## WHAT THE TASK ASKS
Can you output the material exactly as written, minus any pictures it holds?

## DATA FOR THIS EXERCISE

= = = = =

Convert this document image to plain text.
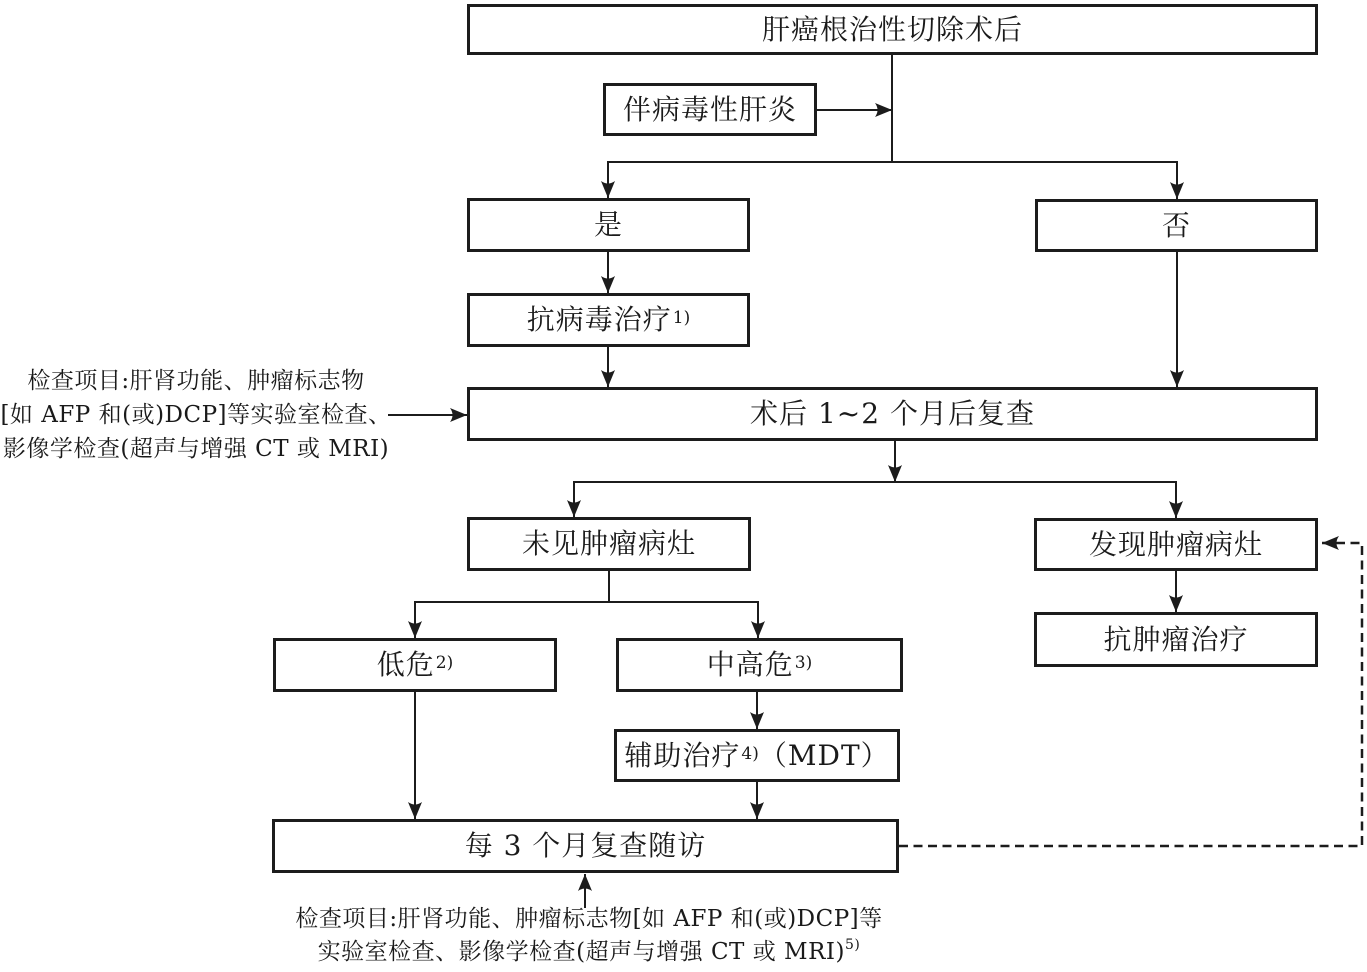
肝癌根治性切除术后
伴病毒性肝炎
是	否
抗病毒治疗$^{1)}$
术后 1~2 个月后复查
未见肿瘤病灶	发现肿瘤病灶
抗肿瘤治疗
低危$^{2)}$	中高危$^{3)}$
辅助治疗$^{4)}$ （MDT）
每 3 个月复查随访
检查项目:肝肾功能、肿瘤标志物
[如 AFP 和(或)DCP]等实验室检查、
影像学检查(超声与增强 CT 或 MRI)
检查项目:肝肾功能、肿瘤标志物[如 AFP 和(或)DCP]等
实验室检查、影像学检查(超声与增强 CT 或 MRI)$^{5)}$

= = = = =

## EXERCISE RESULT
Convert this document image to plain text.
肝癌根治性切除术后
伴病毒性肝炎
是	否
抗病毒治疗$^{1)}$
术后 1~2 个月后复查
未见肿瘤病灶	发现肿瘤病灶
抗肿瘤治疗
低危$^{2)}$	中高危$^{3)}$
辅助治疗$^{4)}$ （MDT）
每 3 个月复查随访
检查项目:肝肾功能、肿瘤标志物
[如 AFP 和(或)DCP]等实验室检查、
影像学检查(超声与增强 CT 或 MRI)
检查项目:肝肾功能、肿瘤标志物[如 AFP 和(或)DCP]等
实验室检查、影像学检查(超声与增强 CT 或 MRI)$^{5)}$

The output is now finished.